_Instruction_
Reproduce all the entries exactly.

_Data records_
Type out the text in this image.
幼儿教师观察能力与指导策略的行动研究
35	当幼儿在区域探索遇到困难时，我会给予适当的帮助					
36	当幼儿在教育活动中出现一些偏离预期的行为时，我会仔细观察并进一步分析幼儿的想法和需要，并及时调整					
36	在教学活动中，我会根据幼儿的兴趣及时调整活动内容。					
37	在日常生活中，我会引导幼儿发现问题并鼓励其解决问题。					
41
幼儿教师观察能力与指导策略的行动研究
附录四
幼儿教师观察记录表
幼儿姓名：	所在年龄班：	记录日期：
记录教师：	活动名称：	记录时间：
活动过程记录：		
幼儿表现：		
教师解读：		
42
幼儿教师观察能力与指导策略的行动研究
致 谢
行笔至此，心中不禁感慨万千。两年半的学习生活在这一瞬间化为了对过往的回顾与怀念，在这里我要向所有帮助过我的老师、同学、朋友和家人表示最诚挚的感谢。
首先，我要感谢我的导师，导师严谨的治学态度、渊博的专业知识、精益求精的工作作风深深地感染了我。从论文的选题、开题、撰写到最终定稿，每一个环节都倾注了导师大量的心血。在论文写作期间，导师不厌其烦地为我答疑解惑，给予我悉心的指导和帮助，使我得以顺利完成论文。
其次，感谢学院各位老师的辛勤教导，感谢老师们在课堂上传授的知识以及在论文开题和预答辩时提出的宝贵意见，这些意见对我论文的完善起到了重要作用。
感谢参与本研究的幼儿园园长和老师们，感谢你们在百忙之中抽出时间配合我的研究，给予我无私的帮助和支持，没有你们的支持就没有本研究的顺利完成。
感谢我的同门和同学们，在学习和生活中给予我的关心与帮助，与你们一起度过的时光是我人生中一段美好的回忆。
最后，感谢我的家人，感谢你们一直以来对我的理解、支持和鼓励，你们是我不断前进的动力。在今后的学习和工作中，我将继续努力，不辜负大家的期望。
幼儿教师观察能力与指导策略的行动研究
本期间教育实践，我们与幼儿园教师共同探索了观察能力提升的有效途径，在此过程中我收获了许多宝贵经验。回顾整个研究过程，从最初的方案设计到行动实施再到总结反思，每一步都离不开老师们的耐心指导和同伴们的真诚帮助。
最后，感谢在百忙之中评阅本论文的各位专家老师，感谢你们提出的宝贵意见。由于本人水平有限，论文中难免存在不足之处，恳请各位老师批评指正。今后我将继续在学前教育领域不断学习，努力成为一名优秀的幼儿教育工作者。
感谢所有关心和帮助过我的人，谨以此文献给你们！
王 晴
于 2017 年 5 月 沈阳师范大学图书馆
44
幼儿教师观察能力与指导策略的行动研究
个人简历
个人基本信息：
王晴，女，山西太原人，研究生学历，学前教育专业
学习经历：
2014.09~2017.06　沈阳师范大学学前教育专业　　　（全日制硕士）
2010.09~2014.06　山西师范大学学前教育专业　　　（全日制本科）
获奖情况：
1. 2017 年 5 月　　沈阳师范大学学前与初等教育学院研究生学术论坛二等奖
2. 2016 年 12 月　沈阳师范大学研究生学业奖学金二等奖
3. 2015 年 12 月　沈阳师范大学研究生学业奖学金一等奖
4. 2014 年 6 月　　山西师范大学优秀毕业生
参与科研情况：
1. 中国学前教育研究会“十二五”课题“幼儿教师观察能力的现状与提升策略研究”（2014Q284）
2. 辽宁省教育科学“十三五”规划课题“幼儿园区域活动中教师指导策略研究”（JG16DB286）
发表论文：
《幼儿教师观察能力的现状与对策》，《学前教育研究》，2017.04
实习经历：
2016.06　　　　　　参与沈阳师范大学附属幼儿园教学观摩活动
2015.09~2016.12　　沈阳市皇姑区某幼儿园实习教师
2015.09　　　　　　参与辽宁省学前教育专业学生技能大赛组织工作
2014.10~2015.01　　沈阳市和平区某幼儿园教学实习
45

_Response for this exercise_
Type out the text in this image.
幼儿教师观察能力与指导策略的行动研究
35	当幼儿在区域探索遇到困难时，我会给予适当的帮助					
36	当幼儿在教育活动中出现一些偏离预期的行为时，我会仔细观察并进一步分析幼儿的想法和需要，并及时调整					
36	在教学活动中，我会根据幼儿的兴趣及时调整活动内容。					
37	在日常生活中，我会引导幼儿发现问题并鼓励其解决问题。					
41
幼儿教师观察能力与指导策略的行动研究
附录四
幼儿教师观察记录表
幼儿姓名：	所在年龄班：	记录日期：
记录教师：	活动名称：	记录时间：
活动过程记录：		
幼儿表现：		
教师解读：		
42
幼儿教师观察能力与指导策略的行动研究
致 谢
行笔至此，心中不禁感慨万千。两年半的学习生活在这一瞬间化为了对过往的回顾与怀念，在这里我要向所有帮助过我的老师、同学、朋友和家人表示最诚挚的感谢。
首先，我要感谢我的导师，导师严谨的治学态度、渊博的专业知识、精益求精的工作作风深深地感染了我。从论文的选题、开题、撰写到最终定稿，每一个环节都倾注了导师大量的心血。在论文写作期间，导师不厌其烦地为我答疑解惑，给予我悉心的指导和帮助，使我得以顺利完成论文。
其次，感谢学院各位老师的辛勤教导，感谢老师们在课堂上传授的知识以及在论文开题和预答辩时提出的宝贵意见，这些意见对我论文的完善起到了重要作用。
感谢参与本研究的幼儿园园长和老师们，感谢你们在百忙之中抽出时间配合我的研究，给予我无私的帮助和支持，没有你们的支持就没有本研究的顺利完成。
感谢我的同门和同学们，在学习和生活中给予我的关心与帮助，与你们一起度过的时光是我人生中一段美好的回忆。
最后，感谢我的家人，感谢你们一直以来对我的理解、支持和鼓励，你们是我不断前进的动力。在今后的学习和工作中，我将继续努力，不辜负大家的期望。
幼儿教师观察能力与指导策略的行动研究
本期间教育实践，我们与幼儿园教师共同探索了观察能力提升的有效途径，在此过程中我收获了许多宝贵经验。回顾整个研究过程，从最初的方案设计到行动实施再到总结反思，每一步都离不开老师们的耐心指导和同伴们的真诚帮助。
最后，感谢在百忙之中评阅本论文的各位专家老师，感谢你们提出的宝贵意见。由于本人水平有限，论文中难免存在不足之处，恳请各位老师批评指正。今后我将继续在学前教育领域不断学习，努力成为一名优秀的幼儿教育工作者。
感谢所有关心和帮助过我的人，谨以此文献给你们！
王 晴
于 2017 年 5 月 沈阳师范大学图书馆
44
幼儿教师观察能力与指导策略的行动研究
个人简历
个人基本信息：
王晴，女，山西太原人，研究生学历，学前教育专业
学习经历：
2014.09~2017.06　沈阳师范大学学前教育专业　　　（全日制硕士）
2010.09~2014.06　山西师范大学学前教育专业　　　（全日制本科）
获奖情况：
1. 2017 年 5 月　　沈阳师范大学学前与初等教育学院研究生学术论坛二等奖
2. 2016 年 12 月　沈阳师范大学研究生学业奖学金二等奖
3. 2015 年 12 月　沈阳师范大学研究生学业奖学金一等奖
4. 2014 年 6 月　　山西师范大学优秀毕业生
参与科研情况：
1. 中国学前教育研究会“十二五”课题“幼儿教师观察能力的现状与提升策略研究”（2014Q284）
2. 辽宁省教育科学“十三五”规划课题“幼儿园区域活动中教师指导策略研究”（JG16DB286）
发表论文：
《幼儿教师观察能力的现状与对策》，《学前教育研究》，2017.04
实习经历：
2016.06　　　　　　参与沈阳师范大学附属幼儿园教学观摩活动
2015.09~2016.12　　沈阳市皇姑区某幼儿园实习教师
2015.09　　　　　　参与辽宁省学前教育专业学生技能大赛组织工作
2014.10~2015.01　　沈阳市和平区某幼儿园教学实习
45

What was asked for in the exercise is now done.